» Exercise inputs
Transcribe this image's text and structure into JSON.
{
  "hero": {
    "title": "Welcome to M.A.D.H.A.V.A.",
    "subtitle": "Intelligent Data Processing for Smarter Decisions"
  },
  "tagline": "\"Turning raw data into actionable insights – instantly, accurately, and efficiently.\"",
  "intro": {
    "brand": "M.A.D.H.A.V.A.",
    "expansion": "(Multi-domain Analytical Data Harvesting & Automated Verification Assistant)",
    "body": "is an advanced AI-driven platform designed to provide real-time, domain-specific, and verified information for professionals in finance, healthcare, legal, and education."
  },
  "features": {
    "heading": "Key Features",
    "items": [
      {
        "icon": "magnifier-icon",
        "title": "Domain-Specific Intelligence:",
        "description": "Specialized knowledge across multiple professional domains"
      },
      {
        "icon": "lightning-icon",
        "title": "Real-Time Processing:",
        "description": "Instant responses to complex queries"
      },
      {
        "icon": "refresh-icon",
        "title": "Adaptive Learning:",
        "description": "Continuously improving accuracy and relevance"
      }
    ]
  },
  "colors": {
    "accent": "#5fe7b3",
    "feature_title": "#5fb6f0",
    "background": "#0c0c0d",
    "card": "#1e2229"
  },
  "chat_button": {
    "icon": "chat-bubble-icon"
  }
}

» What the task asks
Return each line of the data exactly as written above.

» Complete answer
Transcribe this image's text and structure into JSON.
{
  "hero": {
    "title": "Welcome to M.A.D.H.A.V.A.",
    "subtitle": "Intelligent Data Processing for Smarter Decisions"
  },
  "tagline": "\"Turning raw data into actionable insights – instantly, accurately, and efficiently.\"",
  "intro": {
    "brand": "M.A.D.H.A.V.A.",
    "expansion": "(Multi-domain Analytical Data Harvesting & Automated Verification Assistant)",
    "body": "is an advanced AI-driven platform designed to provide real-time, domain-specific, and verified information for professionals in finance, healthcare, legal, and education."
  },
  "features": {
    "heading": "Key Features",
    "items": [
      {
        "icon": "magnifier-icon",
        "title": "Domain-Specific Intelligence:",
        "description": "Specialized knowledge across multiple professional domains"
      },
      {
        "icon": "lightning-icon",
        "title": "Real-Time Processing:",
        "description": "Instant responses to complex queries"
      },
      {
        "icon": "refresh-icon",
        "title": "Adaptive Learning:",
        "description": "Continuously improving accuracy and relevance"
      }
    ]
  },
  "colors": {
    "accent": "#5fe7b3",
    "feature_title": "#5fb6f0",
    "background": "#0c0c0d",
    "card": "#1e2229"
  },
  "chat_button": {
    "icon": "chat-bubble-icon"
  }
}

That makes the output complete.